### [EXERCISE BRIEF]
Take every line where the string "BOTTOMPAD" appears and copy it.

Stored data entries

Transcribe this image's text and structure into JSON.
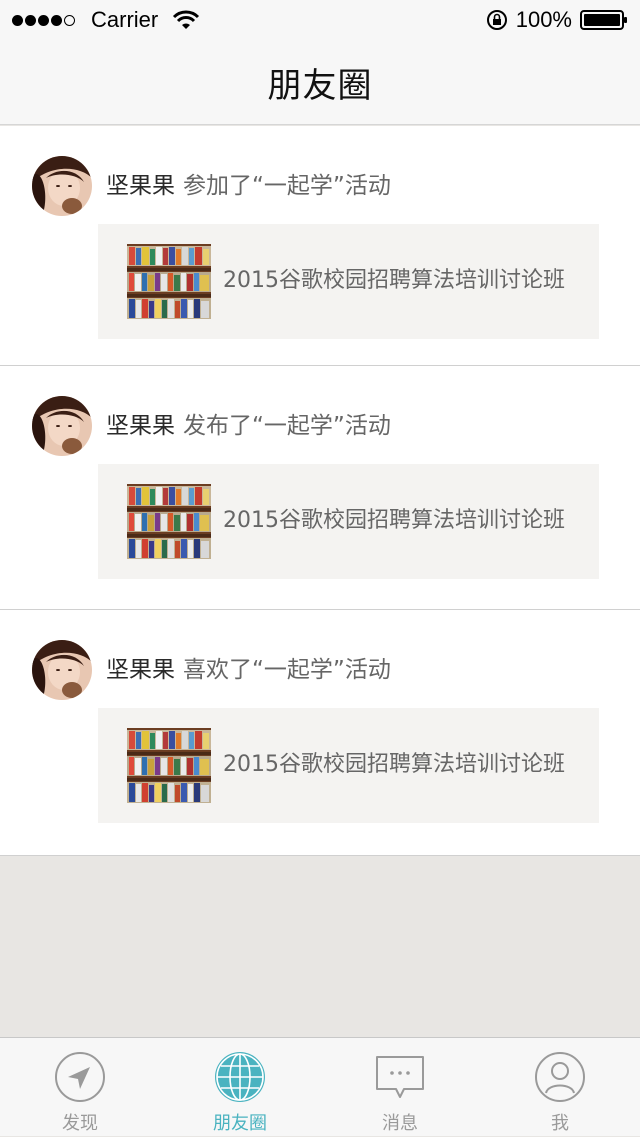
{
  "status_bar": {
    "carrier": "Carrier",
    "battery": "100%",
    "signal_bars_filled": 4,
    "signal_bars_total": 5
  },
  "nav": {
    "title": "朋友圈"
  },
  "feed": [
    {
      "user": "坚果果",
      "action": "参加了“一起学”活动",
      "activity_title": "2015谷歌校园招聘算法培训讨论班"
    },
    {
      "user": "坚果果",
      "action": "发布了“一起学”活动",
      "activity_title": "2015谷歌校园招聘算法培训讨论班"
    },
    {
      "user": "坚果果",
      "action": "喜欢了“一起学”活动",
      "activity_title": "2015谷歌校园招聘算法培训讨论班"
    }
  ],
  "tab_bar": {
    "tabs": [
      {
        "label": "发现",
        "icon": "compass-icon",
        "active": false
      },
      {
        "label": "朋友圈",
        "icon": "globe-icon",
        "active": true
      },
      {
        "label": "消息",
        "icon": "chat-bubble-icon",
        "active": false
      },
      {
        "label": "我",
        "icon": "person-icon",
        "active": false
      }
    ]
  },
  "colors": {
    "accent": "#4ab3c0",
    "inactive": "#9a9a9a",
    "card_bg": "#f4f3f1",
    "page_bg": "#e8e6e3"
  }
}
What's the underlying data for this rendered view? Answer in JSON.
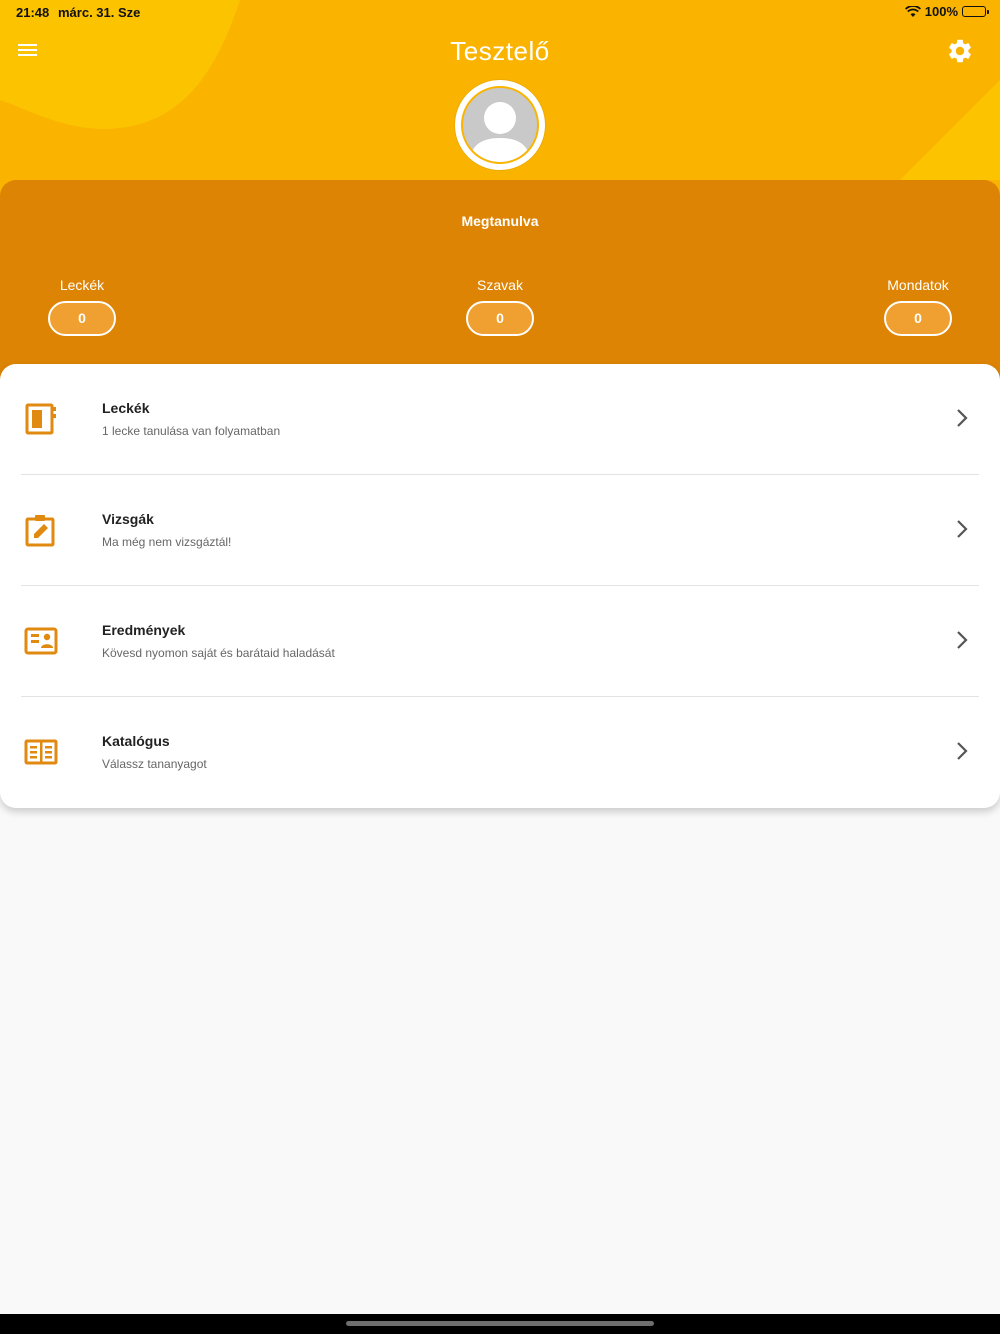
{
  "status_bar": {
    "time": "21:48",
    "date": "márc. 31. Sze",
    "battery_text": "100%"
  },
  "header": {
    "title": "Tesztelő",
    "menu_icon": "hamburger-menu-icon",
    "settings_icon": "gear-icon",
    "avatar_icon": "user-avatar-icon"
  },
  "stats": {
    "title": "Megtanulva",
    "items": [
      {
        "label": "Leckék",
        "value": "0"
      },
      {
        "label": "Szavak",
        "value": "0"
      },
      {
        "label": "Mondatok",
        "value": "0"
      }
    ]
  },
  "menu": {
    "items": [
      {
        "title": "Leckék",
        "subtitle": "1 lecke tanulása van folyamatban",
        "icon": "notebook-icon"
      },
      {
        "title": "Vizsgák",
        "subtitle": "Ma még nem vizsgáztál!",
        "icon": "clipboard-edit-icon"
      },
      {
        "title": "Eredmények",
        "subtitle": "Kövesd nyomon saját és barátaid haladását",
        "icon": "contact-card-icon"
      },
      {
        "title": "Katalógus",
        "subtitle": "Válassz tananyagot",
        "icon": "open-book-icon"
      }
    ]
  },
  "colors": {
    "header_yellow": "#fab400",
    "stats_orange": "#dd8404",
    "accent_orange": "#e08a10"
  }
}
...
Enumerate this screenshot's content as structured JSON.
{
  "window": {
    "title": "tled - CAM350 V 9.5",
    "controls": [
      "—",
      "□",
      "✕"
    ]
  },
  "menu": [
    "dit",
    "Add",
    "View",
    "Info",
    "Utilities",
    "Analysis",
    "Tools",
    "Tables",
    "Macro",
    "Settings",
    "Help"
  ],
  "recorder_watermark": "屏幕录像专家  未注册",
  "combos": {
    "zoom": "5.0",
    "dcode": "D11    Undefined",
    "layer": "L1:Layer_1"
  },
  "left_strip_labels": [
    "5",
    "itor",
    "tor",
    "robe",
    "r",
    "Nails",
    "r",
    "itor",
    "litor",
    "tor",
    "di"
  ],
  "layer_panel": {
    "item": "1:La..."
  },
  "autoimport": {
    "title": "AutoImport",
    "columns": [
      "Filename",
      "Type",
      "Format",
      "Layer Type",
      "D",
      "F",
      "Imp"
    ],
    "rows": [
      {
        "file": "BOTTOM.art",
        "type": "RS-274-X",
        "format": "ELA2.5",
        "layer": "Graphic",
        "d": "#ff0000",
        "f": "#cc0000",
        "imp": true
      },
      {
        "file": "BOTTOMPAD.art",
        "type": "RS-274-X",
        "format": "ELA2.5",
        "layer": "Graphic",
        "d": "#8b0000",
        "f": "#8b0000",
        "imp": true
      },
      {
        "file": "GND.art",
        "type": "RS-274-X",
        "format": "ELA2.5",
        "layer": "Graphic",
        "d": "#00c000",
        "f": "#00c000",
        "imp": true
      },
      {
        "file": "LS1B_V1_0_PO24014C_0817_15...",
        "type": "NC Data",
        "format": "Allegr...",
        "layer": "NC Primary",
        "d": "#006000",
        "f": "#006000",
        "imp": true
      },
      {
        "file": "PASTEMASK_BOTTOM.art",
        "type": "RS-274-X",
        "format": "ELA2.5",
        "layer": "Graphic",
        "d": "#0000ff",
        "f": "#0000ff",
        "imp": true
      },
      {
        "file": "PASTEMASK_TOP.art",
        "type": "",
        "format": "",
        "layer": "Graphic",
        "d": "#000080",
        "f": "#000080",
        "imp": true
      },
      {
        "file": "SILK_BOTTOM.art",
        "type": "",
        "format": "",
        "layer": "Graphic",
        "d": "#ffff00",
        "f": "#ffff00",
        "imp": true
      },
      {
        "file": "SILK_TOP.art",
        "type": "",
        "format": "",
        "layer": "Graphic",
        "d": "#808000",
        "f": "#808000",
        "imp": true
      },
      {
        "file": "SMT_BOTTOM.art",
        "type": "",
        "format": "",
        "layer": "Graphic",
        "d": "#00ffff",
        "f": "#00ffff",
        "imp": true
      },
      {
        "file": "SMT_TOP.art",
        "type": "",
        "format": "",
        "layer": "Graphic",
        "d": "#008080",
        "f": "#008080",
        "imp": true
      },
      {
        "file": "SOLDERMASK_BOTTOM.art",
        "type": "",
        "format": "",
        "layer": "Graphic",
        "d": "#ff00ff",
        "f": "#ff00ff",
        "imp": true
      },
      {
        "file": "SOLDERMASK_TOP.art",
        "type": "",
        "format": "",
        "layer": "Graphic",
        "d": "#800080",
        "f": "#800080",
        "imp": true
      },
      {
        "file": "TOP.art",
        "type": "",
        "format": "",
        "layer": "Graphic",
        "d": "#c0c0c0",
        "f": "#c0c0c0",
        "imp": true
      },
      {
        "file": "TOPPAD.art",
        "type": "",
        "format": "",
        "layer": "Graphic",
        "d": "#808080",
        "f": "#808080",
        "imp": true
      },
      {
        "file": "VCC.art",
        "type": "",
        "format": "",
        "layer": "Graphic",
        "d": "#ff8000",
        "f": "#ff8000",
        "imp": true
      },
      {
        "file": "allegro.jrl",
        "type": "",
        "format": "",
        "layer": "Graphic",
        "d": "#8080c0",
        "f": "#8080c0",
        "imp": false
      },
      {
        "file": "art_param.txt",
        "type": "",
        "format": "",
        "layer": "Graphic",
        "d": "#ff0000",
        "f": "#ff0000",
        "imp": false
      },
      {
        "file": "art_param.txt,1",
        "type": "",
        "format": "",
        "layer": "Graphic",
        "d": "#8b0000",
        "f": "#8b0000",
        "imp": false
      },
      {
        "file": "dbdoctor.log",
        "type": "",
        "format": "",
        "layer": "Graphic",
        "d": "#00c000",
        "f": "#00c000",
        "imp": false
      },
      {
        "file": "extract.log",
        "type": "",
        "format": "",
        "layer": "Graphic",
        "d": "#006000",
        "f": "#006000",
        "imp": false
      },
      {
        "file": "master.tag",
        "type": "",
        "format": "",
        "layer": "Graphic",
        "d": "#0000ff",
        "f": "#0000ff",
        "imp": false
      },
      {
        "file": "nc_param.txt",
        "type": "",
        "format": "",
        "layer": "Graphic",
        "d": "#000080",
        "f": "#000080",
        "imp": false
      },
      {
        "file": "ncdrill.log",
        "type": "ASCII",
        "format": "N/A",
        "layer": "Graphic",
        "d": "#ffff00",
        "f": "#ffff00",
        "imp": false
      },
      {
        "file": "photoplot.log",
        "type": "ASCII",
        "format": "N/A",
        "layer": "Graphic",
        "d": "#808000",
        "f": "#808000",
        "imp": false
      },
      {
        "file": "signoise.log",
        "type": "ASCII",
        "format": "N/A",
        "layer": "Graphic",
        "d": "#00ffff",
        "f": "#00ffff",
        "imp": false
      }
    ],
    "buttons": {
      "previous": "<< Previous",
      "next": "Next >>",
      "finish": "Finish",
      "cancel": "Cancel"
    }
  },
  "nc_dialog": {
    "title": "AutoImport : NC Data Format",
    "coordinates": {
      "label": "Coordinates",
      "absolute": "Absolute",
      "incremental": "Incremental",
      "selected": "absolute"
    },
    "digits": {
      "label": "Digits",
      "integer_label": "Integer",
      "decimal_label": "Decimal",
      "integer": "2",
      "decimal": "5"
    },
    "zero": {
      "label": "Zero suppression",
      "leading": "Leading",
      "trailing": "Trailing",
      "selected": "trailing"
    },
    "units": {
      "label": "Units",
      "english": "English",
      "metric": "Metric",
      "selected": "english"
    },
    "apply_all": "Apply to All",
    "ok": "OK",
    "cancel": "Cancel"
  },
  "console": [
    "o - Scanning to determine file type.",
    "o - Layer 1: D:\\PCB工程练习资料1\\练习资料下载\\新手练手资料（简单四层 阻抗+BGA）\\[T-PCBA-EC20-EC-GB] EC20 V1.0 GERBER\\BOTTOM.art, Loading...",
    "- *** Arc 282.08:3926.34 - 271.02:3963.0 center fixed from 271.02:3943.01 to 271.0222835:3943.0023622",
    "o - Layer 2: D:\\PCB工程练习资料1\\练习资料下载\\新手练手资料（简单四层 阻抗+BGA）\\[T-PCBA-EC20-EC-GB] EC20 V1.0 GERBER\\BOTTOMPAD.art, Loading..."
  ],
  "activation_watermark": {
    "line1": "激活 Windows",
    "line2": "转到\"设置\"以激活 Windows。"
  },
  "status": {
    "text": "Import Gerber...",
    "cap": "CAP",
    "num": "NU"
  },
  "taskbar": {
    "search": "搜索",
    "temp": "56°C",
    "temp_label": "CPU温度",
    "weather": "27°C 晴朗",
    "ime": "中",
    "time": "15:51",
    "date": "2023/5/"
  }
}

### [IN RESPONSE]
        "file": "BOTTOMPAD.art",
    "o - Layer 2: D:\\PCB工程练习资料1\\练习资料下载\\新手练手资料（简单四层 阻抗+BGA）\\[T-PCBA-EC20-EC-GB] EC20 V1.0 GERBER\\BOTTOMPAD.art, Loading..."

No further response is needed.